**Exercise description**
Work out how many lines of the listing hold "Seringue", then state only that count.

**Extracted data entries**
· · ·
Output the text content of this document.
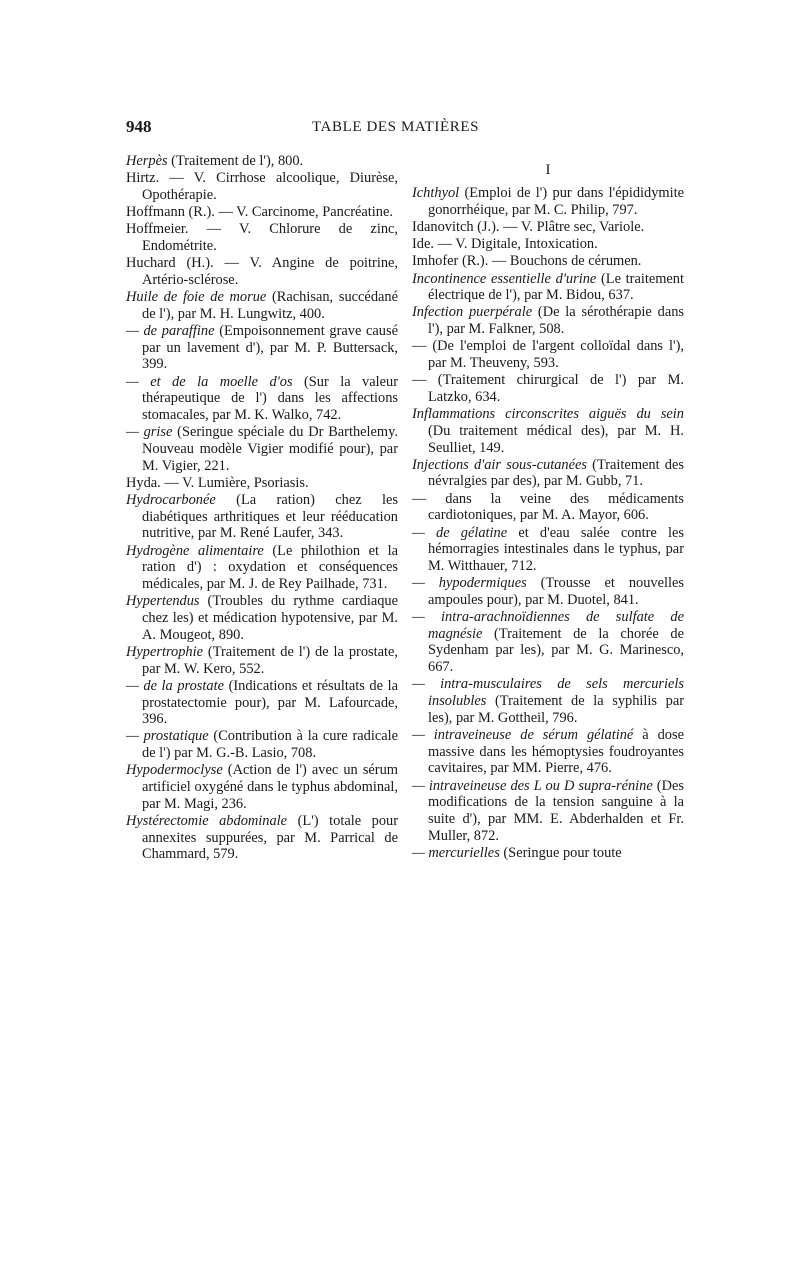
948	TABLE DES MATIÈRES

Herpès (Traitement de l'), 800.

Hirtz. — V. Cirrhose alcoolique, Diurèse, Opothérapie.

Hoffmann (R.). — V. Carcinome, Pancréatine.

Hoffmeier. — V. Chlorure de zinc, Endométrite.

Huchard (H.). — V. Angine de poitrine, Artério-sclérose.

Huile de foie de morue (Rachisan, succédané de l'), par M. H. Lungwitz, 400.

— de paraffine (Empoisonnement grave causé par un lavement d'), par M. P. Buttersack, 399.

— et de la moelle d'os (Sur la valeur thérapeutique de l') dans les affections stomacales, par M. K. Walko, 742.

— grise (Seringue spéciale du Dr Barthelemy. Nouveau modèle Vigier modifié pour), par M. Vigier, 221.

Hyda. — V. Lumière, Psoriasis.

Hydrocarbonée (La ration) chez les diabétiques arthritiques et leur rééducation nutritive, par M. René Laufer, 343.

Hydrogène alimentaire (Le philothion et la ration d') : oxydation et conséquences médicales, par M. J. de Rey Pailhade, 731.

Hypertendus (Troubles du rythme cardiaque chez les) et médication hypotensive, par M. A. Mougeot, 890.

Hypertrophie (Traitement de l') de la prostate, par M. W. Kero, 552.

— de la prostate (Indications et résultats de la prostatectomie pour), par M. Lafourcade, 396.

— prostatique (Contribution à la cure radicale de l') par M. G.-B. Lasio, 708.

Hypodermoclyse (Action de l') avec un sérum artificiel oxygéné dans le typhus abdominal, par M. Magi, 236.

Hystérectomie abdominale (L') totale pour annexites suppurées, par M. Parrical de Chammard, 579.

I

Ichthyol (Emploi de l') pur dans l'épididymite gonorrhéique, par M. C. Philip, 797.

Idanovitch (J.). — V. Plâtre sec, Variole.

Ide. — V. Digitale, Intoxication.

Imhofer (R.). — Bouchons de cérumen.

Incontinence essentielle d'urine (Le traitement électrique de l'), par M. Bidou, 637.

Infection puerpérale (De la sérothérapie dans l'), par M. Falkner, 508.

— (De l'emploi de l'argent colloïdal dans l'), par M. Theuveny, 593.

— (Traitement chirurgical de l') par M. Latzko, 634.

Inflammations circonscrites aiguës du sein (Du traitement médical des), par M. H. Seulliet, 149.

Injections d'air sous-cutanées (Traitement des névralgies par des), par M. Gubb, 71.

— dans la veine des médicaments cardiotoniques, par M. A. Mayor, 606.

— de gélatine et d'eau salée contre les hémorragies intestinales dans le typhus, par M. Witthauer, 712.

— hypodermiques (Trousse et nouvelles ampoules pour), par M. Duotel, 841.

— intra-arachnoïdiennes de sulfate de magnésie (Traitement de la chorée de Sydenham par les), par M. G. Marinesco, 667.

— intra-musculaires de sels mercuriels insolubles (Traitement de la syphilis par les), par M. Gottheil, 796.

— intraveineuse de sérum gélatiné à dose massive dans les hémoptysies foudroyantes cavitaires, par MM. Pierre, 476.

— intraveineuse des L ou D supra-rénine (Des modifications de la tension sanguine à la suite d'), par MM. E. Abderhalden et Fr. Muller, 872.

— mercurielles (Seringue pour toute
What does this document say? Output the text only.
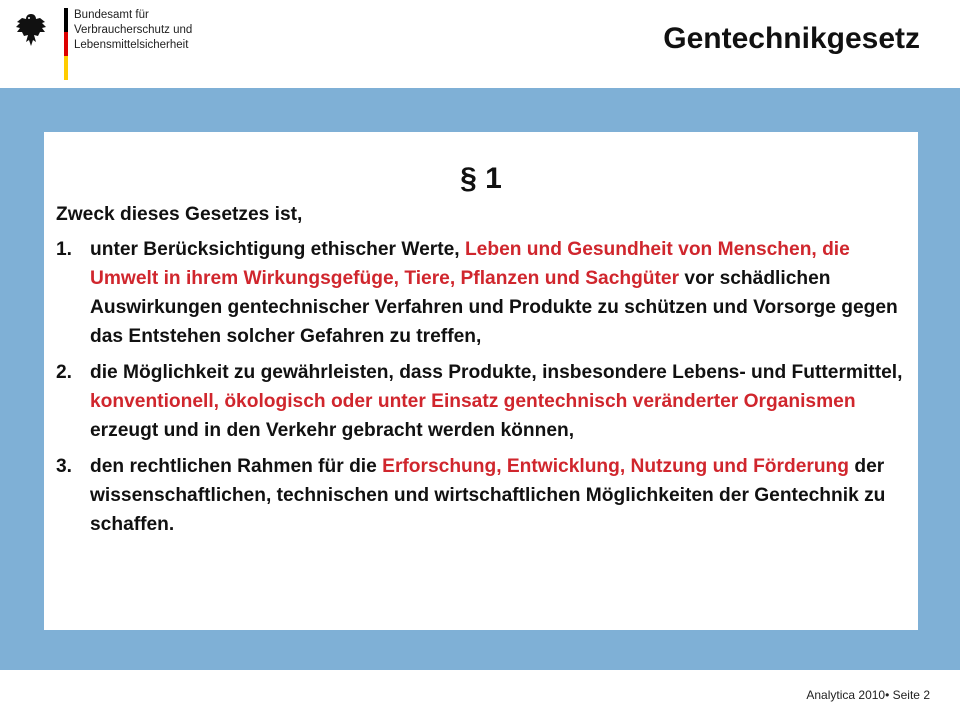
Bundesamt für
Verbraucherschutz und
Lebensmittelsicherheit	Gentechnikgesetz
§ 1
Zweck dieses Gesetzes ist,
1. unter Berücksichtigung ethischer Werte, Leben und Gesundheit von Menschen, die Umwelt in ihrem Wirkungsgefüge, Tiere, Pflanzen und Sachgüter vor schädlichen Auswirkungen gentechnischer Verfahren und Produkte zu schützen und Vorsorge gegen das Entstehen solcher Gefahren zu treffen,
2. die Möglichkeit zu gewährleisten, dass Produkte, insbesondere Lebens- und Futtermittel, konventionell, ökologisch oder unter Einsatz gentechnisch veränderter Organismen erzeugt und in den Verkehr gebracht werden können,
3. den rechtlichen Rahmen für die Erforschung, Entwicklung, Nutzung und Förderung der wissenschaftlichen, technischen und wirtschaftlichen Möglichkeiten der Gentechnik zu schaffen.
Analytica 2010• Seite 2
· · ·
**Exercise response**
2